Keep every line where the word "dirbantys" appears; drop the rest.

### Raw records
########################################
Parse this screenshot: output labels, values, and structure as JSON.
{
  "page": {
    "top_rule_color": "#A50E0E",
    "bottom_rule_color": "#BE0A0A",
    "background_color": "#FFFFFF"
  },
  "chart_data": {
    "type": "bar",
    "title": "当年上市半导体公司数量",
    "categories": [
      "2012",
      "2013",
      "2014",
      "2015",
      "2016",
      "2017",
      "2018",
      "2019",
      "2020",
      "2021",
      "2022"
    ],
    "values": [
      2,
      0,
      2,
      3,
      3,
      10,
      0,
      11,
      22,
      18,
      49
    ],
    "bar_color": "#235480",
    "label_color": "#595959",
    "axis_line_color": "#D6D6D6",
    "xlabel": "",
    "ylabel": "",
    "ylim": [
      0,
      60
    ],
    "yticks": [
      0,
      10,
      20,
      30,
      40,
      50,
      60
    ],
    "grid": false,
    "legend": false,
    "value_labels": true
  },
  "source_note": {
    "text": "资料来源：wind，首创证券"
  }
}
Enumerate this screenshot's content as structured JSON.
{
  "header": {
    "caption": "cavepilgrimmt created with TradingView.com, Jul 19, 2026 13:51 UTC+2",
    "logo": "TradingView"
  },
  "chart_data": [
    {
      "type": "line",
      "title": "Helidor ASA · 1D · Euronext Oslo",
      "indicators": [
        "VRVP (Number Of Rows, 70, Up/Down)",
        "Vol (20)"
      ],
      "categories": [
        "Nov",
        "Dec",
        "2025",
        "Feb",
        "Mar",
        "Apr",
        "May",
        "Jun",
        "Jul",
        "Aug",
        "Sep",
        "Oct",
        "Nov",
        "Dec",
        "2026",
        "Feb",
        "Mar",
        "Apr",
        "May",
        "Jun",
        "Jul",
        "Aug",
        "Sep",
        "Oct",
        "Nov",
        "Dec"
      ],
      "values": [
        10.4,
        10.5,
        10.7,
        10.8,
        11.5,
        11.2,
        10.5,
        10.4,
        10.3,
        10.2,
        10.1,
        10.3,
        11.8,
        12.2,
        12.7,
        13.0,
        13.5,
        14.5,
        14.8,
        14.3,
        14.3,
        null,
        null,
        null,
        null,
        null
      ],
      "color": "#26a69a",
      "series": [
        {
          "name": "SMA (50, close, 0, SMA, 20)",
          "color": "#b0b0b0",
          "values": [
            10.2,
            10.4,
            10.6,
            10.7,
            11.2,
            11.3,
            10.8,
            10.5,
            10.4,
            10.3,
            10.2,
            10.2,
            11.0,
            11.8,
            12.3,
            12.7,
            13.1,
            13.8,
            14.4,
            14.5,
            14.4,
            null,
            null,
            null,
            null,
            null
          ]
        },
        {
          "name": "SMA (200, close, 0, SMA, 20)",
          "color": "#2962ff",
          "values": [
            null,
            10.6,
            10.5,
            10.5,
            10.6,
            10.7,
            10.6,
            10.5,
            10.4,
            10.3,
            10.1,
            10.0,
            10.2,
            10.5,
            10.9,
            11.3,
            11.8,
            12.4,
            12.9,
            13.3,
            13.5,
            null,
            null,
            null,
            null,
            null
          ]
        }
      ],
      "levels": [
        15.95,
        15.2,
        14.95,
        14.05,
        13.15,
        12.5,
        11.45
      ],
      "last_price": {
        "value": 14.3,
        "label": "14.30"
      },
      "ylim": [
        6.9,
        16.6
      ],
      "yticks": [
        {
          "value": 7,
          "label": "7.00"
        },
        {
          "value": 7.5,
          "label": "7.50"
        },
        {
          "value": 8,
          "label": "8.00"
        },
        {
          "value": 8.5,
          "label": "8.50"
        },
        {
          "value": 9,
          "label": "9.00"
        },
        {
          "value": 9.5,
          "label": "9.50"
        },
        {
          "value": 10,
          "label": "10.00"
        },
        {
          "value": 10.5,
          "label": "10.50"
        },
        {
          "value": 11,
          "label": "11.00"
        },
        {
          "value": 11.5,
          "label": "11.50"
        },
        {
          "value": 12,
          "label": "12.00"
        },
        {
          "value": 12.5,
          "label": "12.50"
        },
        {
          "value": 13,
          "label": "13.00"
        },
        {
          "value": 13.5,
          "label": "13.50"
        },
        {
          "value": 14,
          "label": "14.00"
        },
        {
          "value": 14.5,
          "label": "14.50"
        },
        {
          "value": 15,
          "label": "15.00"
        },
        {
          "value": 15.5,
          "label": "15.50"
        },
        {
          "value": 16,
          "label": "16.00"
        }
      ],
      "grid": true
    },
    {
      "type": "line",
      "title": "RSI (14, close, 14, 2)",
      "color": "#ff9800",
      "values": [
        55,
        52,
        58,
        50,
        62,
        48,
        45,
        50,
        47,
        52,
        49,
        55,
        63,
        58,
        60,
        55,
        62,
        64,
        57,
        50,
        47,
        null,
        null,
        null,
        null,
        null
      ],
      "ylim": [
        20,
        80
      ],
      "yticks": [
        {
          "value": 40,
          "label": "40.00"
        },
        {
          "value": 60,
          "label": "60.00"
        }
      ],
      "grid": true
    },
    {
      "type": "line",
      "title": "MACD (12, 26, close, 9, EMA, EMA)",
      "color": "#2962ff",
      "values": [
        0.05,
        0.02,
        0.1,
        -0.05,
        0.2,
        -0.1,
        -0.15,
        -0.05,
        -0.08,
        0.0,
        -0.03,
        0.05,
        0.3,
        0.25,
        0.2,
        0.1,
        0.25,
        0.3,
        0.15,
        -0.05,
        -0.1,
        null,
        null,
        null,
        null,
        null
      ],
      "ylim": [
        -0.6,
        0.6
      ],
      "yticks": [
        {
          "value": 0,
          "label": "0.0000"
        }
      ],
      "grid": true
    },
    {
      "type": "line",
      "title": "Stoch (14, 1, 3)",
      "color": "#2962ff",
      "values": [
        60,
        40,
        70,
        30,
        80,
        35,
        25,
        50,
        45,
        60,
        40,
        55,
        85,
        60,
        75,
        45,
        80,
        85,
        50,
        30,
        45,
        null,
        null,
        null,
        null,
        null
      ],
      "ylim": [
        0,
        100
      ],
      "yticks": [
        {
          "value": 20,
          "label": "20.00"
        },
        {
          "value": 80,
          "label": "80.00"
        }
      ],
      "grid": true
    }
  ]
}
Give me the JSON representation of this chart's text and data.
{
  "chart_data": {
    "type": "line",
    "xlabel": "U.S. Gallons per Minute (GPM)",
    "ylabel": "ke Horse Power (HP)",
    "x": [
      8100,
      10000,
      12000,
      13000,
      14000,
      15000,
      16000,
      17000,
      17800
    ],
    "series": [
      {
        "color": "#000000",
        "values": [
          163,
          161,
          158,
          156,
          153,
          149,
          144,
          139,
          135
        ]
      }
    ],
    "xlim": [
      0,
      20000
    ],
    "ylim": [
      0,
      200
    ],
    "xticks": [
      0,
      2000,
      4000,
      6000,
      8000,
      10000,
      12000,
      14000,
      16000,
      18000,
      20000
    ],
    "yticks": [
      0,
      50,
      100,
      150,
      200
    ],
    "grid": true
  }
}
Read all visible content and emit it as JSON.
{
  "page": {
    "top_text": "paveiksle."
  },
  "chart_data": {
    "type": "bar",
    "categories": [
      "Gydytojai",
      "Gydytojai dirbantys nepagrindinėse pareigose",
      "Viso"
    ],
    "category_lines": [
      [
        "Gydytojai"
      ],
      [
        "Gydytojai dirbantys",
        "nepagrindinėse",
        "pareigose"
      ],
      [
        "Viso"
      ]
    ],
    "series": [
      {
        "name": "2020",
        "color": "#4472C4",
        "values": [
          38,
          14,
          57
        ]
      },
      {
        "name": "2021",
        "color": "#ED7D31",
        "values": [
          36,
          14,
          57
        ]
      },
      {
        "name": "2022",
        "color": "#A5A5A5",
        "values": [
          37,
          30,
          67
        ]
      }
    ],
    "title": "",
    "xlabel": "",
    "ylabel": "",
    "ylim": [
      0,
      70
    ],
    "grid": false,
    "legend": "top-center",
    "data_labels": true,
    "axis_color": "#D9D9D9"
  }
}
########################################
### Solution below
      "Gydytojai dirbantys nepagrindinėse pareigose",
        "Gydytojai dirbantys",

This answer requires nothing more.